▶ _TASK TO COMPLETE_:
Copy the rows starting at the one containing "895, 1543, 921]" and ending at the one containing "895, 272, 921]", changing every "x-tick-label" to "x-axis-tick" and keeping everything else the same.

** BEGIN **

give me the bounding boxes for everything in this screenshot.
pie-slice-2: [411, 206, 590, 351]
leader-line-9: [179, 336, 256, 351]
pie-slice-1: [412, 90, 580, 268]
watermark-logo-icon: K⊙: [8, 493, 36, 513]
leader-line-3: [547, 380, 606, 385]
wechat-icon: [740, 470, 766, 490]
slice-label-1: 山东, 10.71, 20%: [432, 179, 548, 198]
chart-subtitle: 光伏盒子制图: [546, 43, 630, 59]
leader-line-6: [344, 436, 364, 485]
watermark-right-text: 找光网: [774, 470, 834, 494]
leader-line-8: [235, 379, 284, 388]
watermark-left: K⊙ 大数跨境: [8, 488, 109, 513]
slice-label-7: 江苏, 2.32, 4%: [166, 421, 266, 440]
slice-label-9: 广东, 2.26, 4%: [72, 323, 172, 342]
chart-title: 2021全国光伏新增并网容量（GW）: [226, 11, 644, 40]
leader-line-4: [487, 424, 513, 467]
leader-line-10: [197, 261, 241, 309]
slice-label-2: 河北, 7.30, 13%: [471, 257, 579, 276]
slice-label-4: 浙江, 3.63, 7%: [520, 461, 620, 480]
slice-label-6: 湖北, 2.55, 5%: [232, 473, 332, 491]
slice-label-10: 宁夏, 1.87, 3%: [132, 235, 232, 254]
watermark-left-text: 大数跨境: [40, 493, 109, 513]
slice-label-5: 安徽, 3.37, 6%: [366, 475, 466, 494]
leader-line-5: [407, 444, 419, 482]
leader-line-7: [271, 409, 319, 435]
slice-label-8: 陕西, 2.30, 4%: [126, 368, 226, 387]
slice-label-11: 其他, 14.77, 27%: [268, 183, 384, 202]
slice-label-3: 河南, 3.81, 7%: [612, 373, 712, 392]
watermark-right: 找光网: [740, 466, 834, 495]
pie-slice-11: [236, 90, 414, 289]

** END **
** BEGIN **

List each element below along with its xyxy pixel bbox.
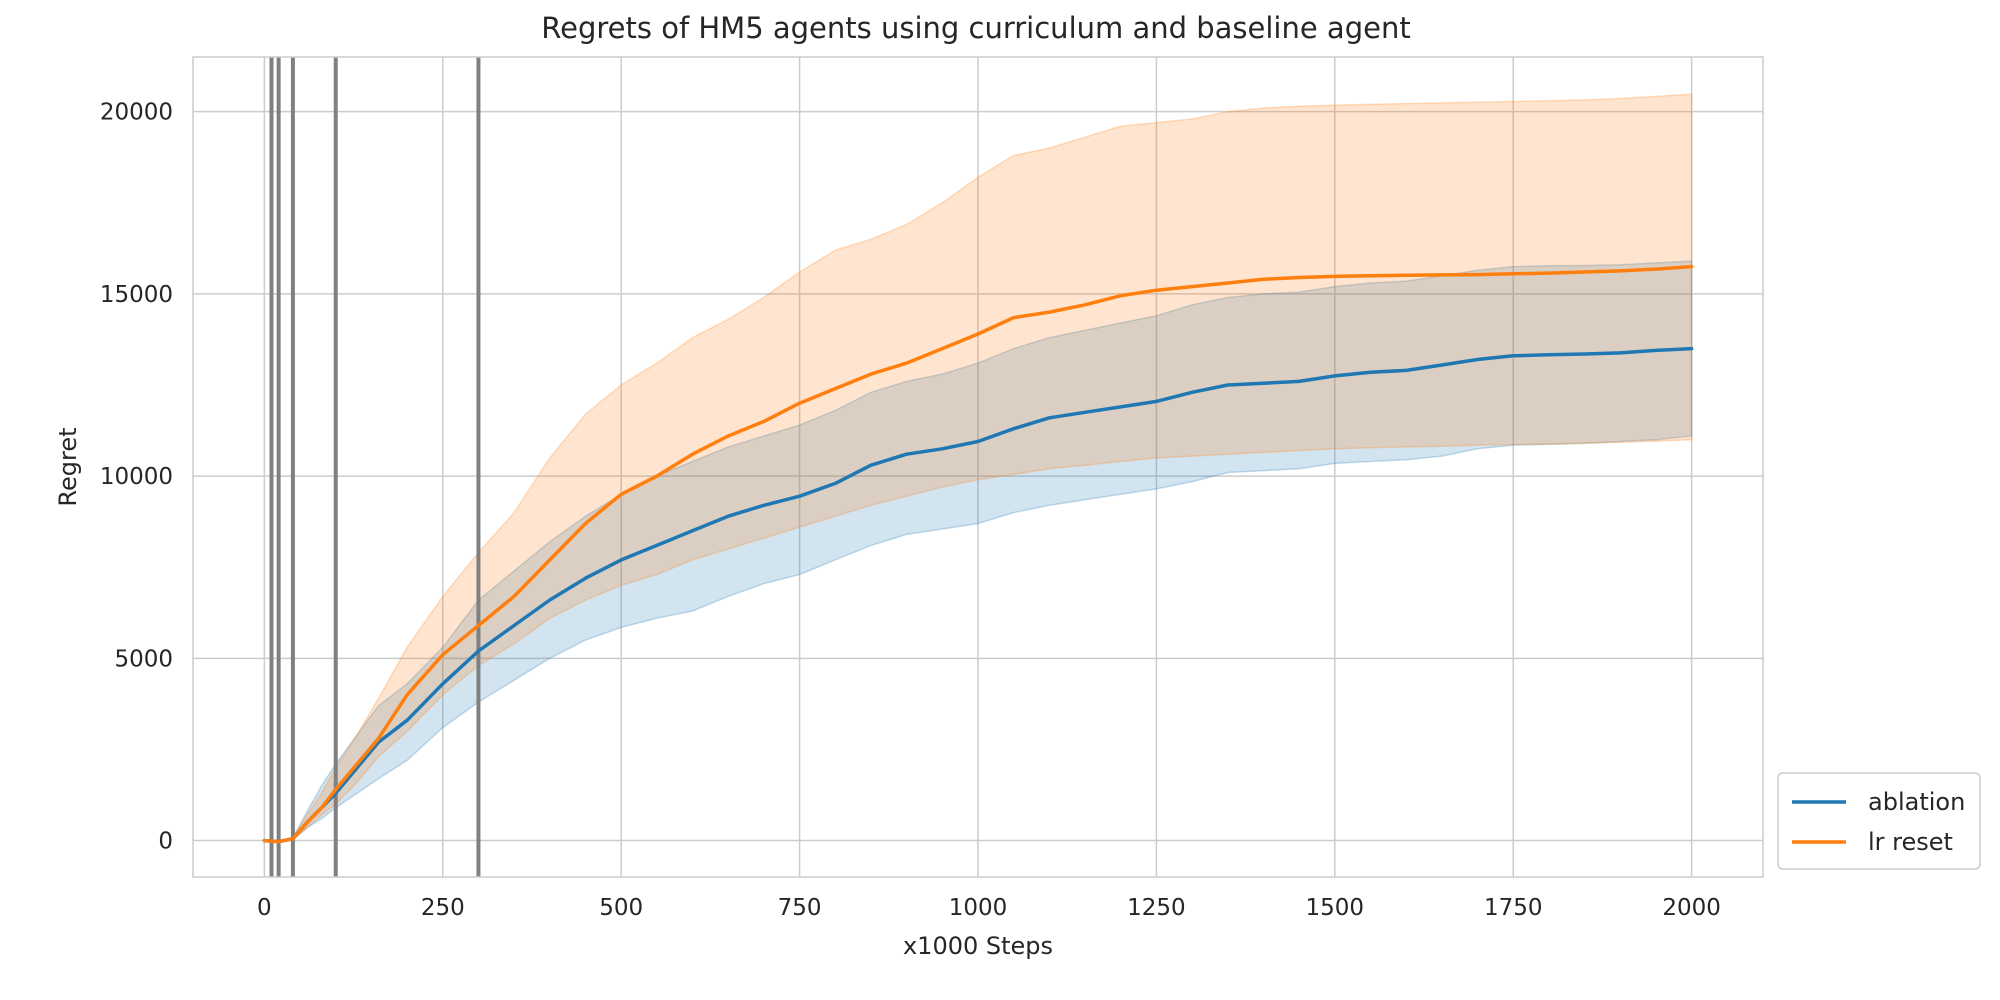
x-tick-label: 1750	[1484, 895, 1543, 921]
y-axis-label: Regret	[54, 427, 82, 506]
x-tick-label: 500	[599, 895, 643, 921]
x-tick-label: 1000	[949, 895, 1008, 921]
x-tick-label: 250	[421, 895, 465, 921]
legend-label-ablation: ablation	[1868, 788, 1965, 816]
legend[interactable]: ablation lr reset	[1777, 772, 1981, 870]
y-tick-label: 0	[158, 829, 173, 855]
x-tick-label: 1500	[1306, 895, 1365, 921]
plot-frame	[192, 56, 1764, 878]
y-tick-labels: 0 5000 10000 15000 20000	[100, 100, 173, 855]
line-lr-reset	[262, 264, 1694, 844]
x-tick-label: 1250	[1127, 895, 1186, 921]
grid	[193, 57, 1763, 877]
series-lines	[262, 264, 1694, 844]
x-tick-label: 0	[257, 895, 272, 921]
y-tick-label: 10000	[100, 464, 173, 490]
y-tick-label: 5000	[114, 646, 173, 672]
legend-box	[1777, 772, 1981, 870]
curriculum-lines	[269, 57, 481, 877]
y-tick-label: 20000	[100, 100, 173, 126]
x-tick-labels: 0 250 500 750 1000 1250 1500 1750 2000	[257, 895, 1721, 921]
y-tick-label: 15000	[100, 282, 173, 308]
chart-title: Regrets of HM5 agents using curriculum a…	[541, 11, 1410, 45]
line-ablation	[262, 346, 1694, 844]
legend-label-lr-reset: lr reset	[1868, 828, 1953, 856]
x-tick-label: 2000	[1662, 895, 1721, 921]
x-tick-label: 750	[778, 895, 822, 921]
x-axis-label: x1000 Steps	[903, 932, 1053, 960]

** END **

▶ _FULL SOLUTION_:
x-axis-tick: 1750	[1484, 895, 1543, 921]
y-axis-label: Regret	[54, 427, 82, 506]
x-axis-tick: 500	[599, 895, 643, 921]
x-axis-tick: 1000	[949, 895, 1008, 921]
x-axis-tick: 250	[421, 895, 465, 921]
legend-label-ablation: ablation	[1868, 788, 1965, 816]
legend[interactable]: ablation lr reset	[1777, 772, 1981, 870]
y-tick-label: 0	[158, 829, 173, 855]
x-axis-tick: 1500	[1306, 895, 1365, 921]
plot-frame	[192, 56, 1764, 878]
y-tick-labels: 0 5000 10000 15000 20000	[100, 100, 173, 855]
line-lr-reset	[262, 264, 1694, 844]
x-axis-tick: 1250	[1127, 895, 1186, 921]
grid	[193, 57, 1763, 877]
series-lines	[262, 264, 1694, 844]
x-axis-tick: 0	[257, 895, 272, 921]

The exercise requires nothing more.